------ Document passage
US presidency: The special counsel standoff
Michael Goldhaber, IBA US Correspondent
Throughout the summer and autumn, special counsel Robert Mueller has steadily issued grand jury subpoenas as part of his investigation into alleged contact with Russia by President Trump’s eldest son, by his former national security adviser, and by his former campaign manager. There have also been subpoenas relating to the President’s firing of FBI Director James Comey. And, reportedly, Mueller is probing business deals by the Trump Organization, despite the President’s public warning that doing so would cross a ‘red line.’
Even before the summer, Trump confidante Christopher Ruddy told the press that the President might fire Mueller. So why didn’t President Trump retaliate after Mueller crossed his red line? Why does a famously impatient President watch with forbearance as the investigation draws ever nearer?
‘‘The DOJ regulations under which Mueller has been appointed protect him from firing without good cause. There has to be a reason. And it can’t be: "You’re getting too close, I don’t like you"’
Susan Bloch
Professor of Law, Georgetown University
The answer may lie in the law and practice of executive oversight. Even as the special counsel and the President circle each other, the Senate Judiciary Committee is debating two similar bipartisan bills that would shield Mueller from President Trump.
The Special Counsel Independence Protection Act, S.1735 -- proposed by Senators Lindsey Graham and Corey Booker -- would make the President’s firing of a special counsel subject to advance judicial approval, with a direct appeal to the Supreme Court. The Special Counsel Integrity Act, S.1741, proposed by Senators Thom Tillis and Chris Coons, would make the firing of a special counsel reviewable by the courts after the fact.
Rep. Adam Schiff, the ranking Democrat on the House Intelligence Committee, has warned that Congress would go even further if the President fired Mueller -- by reestablishing an ‘independent counsel’ act and rehiring Mueller as an investigator on behalf of Congress.
Above - Podcast: Trump, Sessions and Russia
Susan Bloch of Georgetown University Law Center says these bills are ‘a not-so-veiled threat to the President that says: ‘We really don’t want you to fire Mueller…Don’t do it.’
The 1978 independent counsel statute made the investigator of the President judicially appointed, judicially supervised, and judicially removable on limited grounds. But Congress in 1999 let the statute lapse because Republicans were displeased with the Iran-Contra investigation, and Democrats with Monicagate.
------------
------ Data entries
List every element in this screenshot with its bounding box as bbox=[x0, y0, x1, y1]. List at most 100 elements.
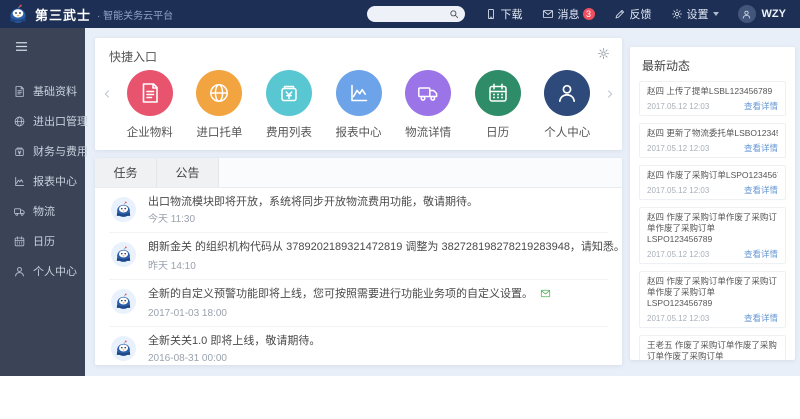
header-search[interactable] bbox=[367, 6, 465, 22]
app-window: 第三武士 · 智能关务云平台 下载 消息 3 反 bbox=[0, 0, 800, 376]
sidebar-item-label: 财务与费用 bbox=[33, 143, 88, 159]
mail-attachment-icon[interactable] bbox=[539, 290, 552, 302]
quick-entry-panel: 快捷入口 企业物料 bbox=[95, 38, 622, 150]
sidebar-item[interactable]: 物流 bbox=[0, 196, 85, 226]
sidebar-item-label: 日历 bbox=[33, 233, 55, 249]
activity-list-item[interactable]: 赵四 上传了提单LSBL123456789 2017.05.12 12:03 查… bbox=[639, 81, 786, 116]
view-details-link[interactable]: 查看详情 bbox=[744, 142, 778, 154]
carousel-prev-button[interactable] bbox=[99, 86, 115, 104]
mascot-avatar bbox=[111, 289, 136, 314]
view-details-link[interactable]: 查看详情 bbox=[744, 312, 778, 324]
calendar-icon bbox=[13, 235, 26, 248]
activity-text: 赵四 作废了采购订单作废了采购订单作废了采购订单LSPO123456789 bbox=[647, 276, 778, 309]
globe-icon bbox=[207, 81, 231, 105]
sidebar-item[interactable]: 财务与费用 bbox=[0, 136, 85, 166]
message-count-badge: 3 bbox=[583, 8, 595, 20]
quick-entry-label: 个人中心 bbox=[532, 124, 602, 140]
task-text: 全新关关1.0 即将上线，敬请期待。 bbox=[148, 334, 320, 349]
mascot-icon bbox=[115, 246, 132, 263]
activity-list-item[interactable]: 赵四 更新了物流委托单LSBO123456789 2017.05.12 12:0… bbox=[639, 123, 786, 158]
sidebar-item[interactable]: 进出口管理 bbox=[0, 106, 85, 136]
nav-item-label: 反馈 bbox=[630, 6, 652, 22]
activity-text: 王老五 作废了采购订单作废了采购订单作废了采购订单LSPO123456789 bbox=[647, 340, 778, 360]
search-input[interactable] bbox=[376, 9, 449, 20]
menu-icon bbox=[14, 39, 29, 54]
tab[interactable]: 任务 bbox=[95, 158, 157, 187]
activity-text: 赵四 更新了物流委托单LSBO123456789 bbox=[647, 128, 778, 139]
quick-entry-label: 报表中心 bbox=[324, 124, 394, 140]
quick-entry-label: 物流详情 bbox=[393, 124, 463, 140]
chart-icon bbox=[13, 175, 26, 188]
sidebar-item[interactable]: 基础资料 bbox=[0, 76, 85, 106]
quick-entry-item[interactable]: 报表中心 bbox=[324, 70, 394, 140]
activity-time: 2017.05.12 12:03 bbox=[647, 144, 709, 153]
tasks-panel: 任务 公告 出口物流模块即将开放，系统将同步开放物流费用功能，敬请期待。 今天 … bbox=[95, 158, 622, 365]
activity-time: 2017.05.12 12:03 bbox=[647, 314, 709, 323]
task-list-item[interactable]: 出口物流模块即将开放，系统将同步开放物流费用功能，敬请期待。 今天 11:30 bbox=[109, 188, 608, 233]
sidebar-item[interactable]: 个人中心 bbox=[0, 256, 85, 286]
doc-icon bbox=[13, 85, 26, 98]
quick-entry-item[interactable]: 费用列表 bbox=[254, 70, 324, 140]
activity-time: 2017.05.12 12:03 bbox=[647, 186, 709, 195]
view-details-link[interactable]: 查看详情 bbox=[744, 100, 778, 112]
tab[interactable]: 公告 bbox=[157, 158, 219, 187]
mascot-icon bbox=[115, 340, 132, 357]
sidebar-item-label: 报表中心 bbox=[33, 173, 77, 189]
phone-icon bbox=[485, 8, 497, 20]
task-list: 出口物流模块即将开放，系统将同步开放物流费用功能，敬请期待。 今天 11:30 … bbox=[95, 188, 622, 365]
person-icon bbox=[13, 265, 26, 278]
chevron-left-icon bbox=[102, 89, 112, 99]
header-nav: 下载 消息 3 反馈 设置 bbox=[485, 6, 738, 22]
activity-text: 赵四 作废了采购订单作废了采购订单作废了采购订单LSPO123456789 bbox=[647, 212, 778, 245]
carousel-next-button[interactable] bbox=[602, 86, 618, 104]
task-text: 全新的自定义预警功能即将上线，您可按照需要进行功能业务项的自定义设置。 bbox=[148, 287, 552, 304]
activity-text: 赵四 上传了提单LSBL123456789 bbox=[647, 86, 778, 97]
quick-entry-item[interactable]: 日历 bbox=[463, 70, 533, 140]
header-nav-item[interactable]: 设置 bbox=[671, 6, 719, 22]
header-nav-item[interactable]: 下载 bbox=[485, 6, 523, 22]
sidebar-item[interactable]: 日历 bbox=[0, 226, 85, 256]
sidebar-item-label: 物流 bbox=[33, 203, 55, 219]
doc-icon bbox=[138, 81, 162, 105]
gear-icon bbox=[671, 8, 683, 20]
activity-list-item[interactable]: 赵四 作废了采购订单作废了采购订单作废了采购订单LSPO123456789 20… bbox=[639, 271, 786, 328]
search-icon[interactable] bbox=[449, 9, 459, 19]
task-time: 今天 11:30 bbox=[148, 214, 478, 226]
globe-icon bbox=[13, 115, 26, 128]
pen-icon bbox=[614, 8, 626, 20]
person-icon bbox=[555, 81, 579, 105]
brand-logo[interactable]: 第三武士 · 智能关务云平台 bbox=[8, 4, 173, 24]
header-nav-item[interactable]: 消息 3 bbox=[542, 6, 595, 22]
activity-list-item[interactable]: 赵四 作废了采购订单LSPO123456789 2017.05.12 12:03… bbox=[639, 165, 786, 200]
quick-entry-carousel: 企业物料 进口托单 费用列表 bbox=[95, 65, 622, 140]
activity-time: 2017.05.12 12:03 bbox=[647, 250, 709, 259]
task-list-item[interactable]: 全新的自定义预警功能即将上线，您可按照需要进行功能业务项的自定义设置。 2017… bbox=[109, 280, 608, 327]
nav-item-label: 设置 bbox=[687, 6, 709, 22]
task-text: 出口物流模块即将开放，系统将同步开放物流费用功能，敬请期待。 bbox=[148, 195, 478, 210]
activity-list-item[interactable]: 赵四 作废了采购订单作废了采购订单作废了采购订单LSPO123456789 20… bbox=[639, 207, 786, 264]
sidebar-collapse-button[interactable] bbox=[0, 28, 85, 59]
quick-entry-item[interactable]: 物流详情 bbox=[393, 70, 463, 140]
quick-entry-item[interactable]: 进口托单 bbox=[185, 70, 255, 140]
quick-entry-item[interactable]: 个人中心 bbox=[532, 70, 602, 140]
tab-label: 任务 bbox=[113, 166, 137, 180]
chart-icon bbox=[347, 81, 371, 105]
top-header: 第三武士 · 智能关务云平台 下载 消息 3 反 bbox=[0, 0, 800, 28]
activity-list-item[interactable]: 王老五 作废了采购订单作废了采购订单作废了采购订单LSPO123456789 2… bbox=[639, 335, 786, 360]
task-list-item[interactable]: 朗新金关 的组织机构代码从 3789202189321472819 调整为 38… bbox=[109, 233, 608, 280]
mascot-icon bbox=[8, 4, 28, 24]
quick-entry-item[interactable]: 企业物料 bbox=[115, 70, 185, 140]
quick-entry-settings-button[interactable] bbox=[597, 47, 610, 65]
sidebar-item-label: 基础资料 bbox=[33, 83, 77, 99]
view-details-link[interactable]: 查看详情 bbox=[744, 248, 778, 260]
user-menu[interactable]: WZY bbox=[738, 5, 786, 23]
mascot-avatar bbox=[111, 336, 136, 361]
task-list-item[interactable]: 全新关关1.0 即将上线，敬请期待。 2016-08-31 00:00 bbox=[109, 327, 608, 365]
latest-activity-panel: 最新动态 赵四 上传了提单LSBL123456789 2017.05.12 12… bbox=[630, 47, 795, 360]
avatar[interactable] bbox=[738, 5, 756, 23]
sidebar-item[interactable]: 报表中心 bbox=[0, 166, 85, 196]
task-time: 2017-01-03 18:00 bbox=[148, 308, 552, 320]
header-nav-item[interactable]: 反馈 bbox=[614, 6, 652, 22]
view-details-link[interactable]: 查看详情 bbox=[744, 184, 778, 196]
brand-name: 第三武士 bbox=[35, 5, 91, 24]
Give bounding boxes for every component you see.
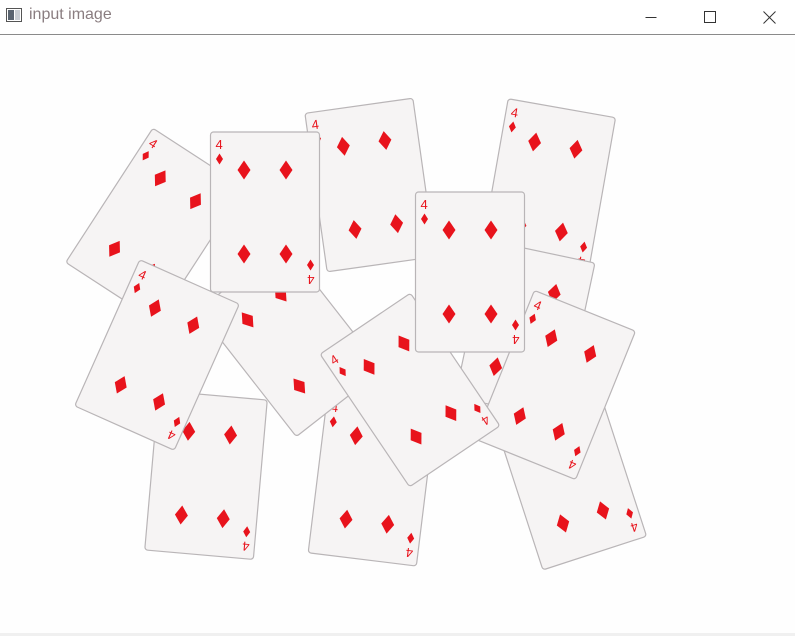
------------
**What you need to do**.
#1 In the article on the special counsel standoff, which senators proposed the Special Counsel Integrity Act?
#2 Pick up the article on the special counsel standoff after its final sentence and carry it forward.

**Answers given**.
#1 Senators Thom Tillis and Chris Coons proposed it.

#2
The bills giving judges a say in removal would make the special counsel more like an independent counsel – but only up to a point. It would still leave the special counsel’s appointment in the control of DOJ officials subordinate to the President. And while Mueller is extremely independent, his appointment depended on a number of serendipitous events – the Attorney General cornering himself into a recusal, the Russia scandal breaking after the President had appointed a relatively independent Deputy Attorney General, and the President giving the Deputy AG the political cover to appoint Mueller when the President fired Comey.
Importantly, the Senate bills would also leave the special counsel subject to the DOJ policy that a sitting President can’t be indicted. In practice, a special counsel cannot indict a sitting President, because any action resulting from his investigation must be taken by DOJ’s highest un-recused official, and any criminal indictment requires the consent of a DOJ attorney.
To fully revive the independent counsel model, as threatened by Rep. Schiff, would also revive the possibility of a Presidential indictment. Both the Watergate and Monicagate counsel concluded that it would be constitutional for them to indict a President, but exercised their discretion not to, and left the question untested in the courts. Bloch argues that the only redress provided by the Constitution for presidential crimes is impeachment, and to expose the President to criminal process would be ‘terribly disruptive'.
But Eric Freedman of Hofstra Law School has shown that the first Senate knew the question to be undecided. Given room for interpretation, Freedman insists that blanket presidential immunity would offend the precept that ‘the Law is King and the King is not Law'.
The constitutionality of moving back in the direction of an independent counsel is another question. Though the Supreme Court in 1988 upheld the original independent counsel act in Morrison v Olson, Justice Antonin Scalia’s dissent has gained a wide and reverent following. Indeed, at a hearing on 26 September, Yale Law School’s Akhil Amar told the Senate that even subjecting the special counsel’s firing to judicial review would violate separation of powers. Two other legal scholars testified that the bills would pass muster.
In any event, Bloch believes the Senate bills are mainly about political signaling. Legally they’re unneeded, she says -- because Mueller can already challenge his firing in the courts, and he’d have a strong case. ‘The DOJ regulations under which Mueller has been appointed protect him from firing without good cause,’ she notes. ‘There has to be a reason. And it can’t be: "You’re getting too close, I don’t like you." He has to have done something wrong.’
Simply by debating these bills, the Senate is signaling the President that any attempt to block investigation will only make impeachment likelier. Moreover, by firing Mueller, President Trump would invite Congress to revive an independent counsel – which is the only way to put indictment back on the table. By holding fire, the President eliminates the possibility of being indicted, while reducing and delaying the possibility of impeachment. From the President’s perspective, the worst that could happen is that he’d put Congress’s independence to the test.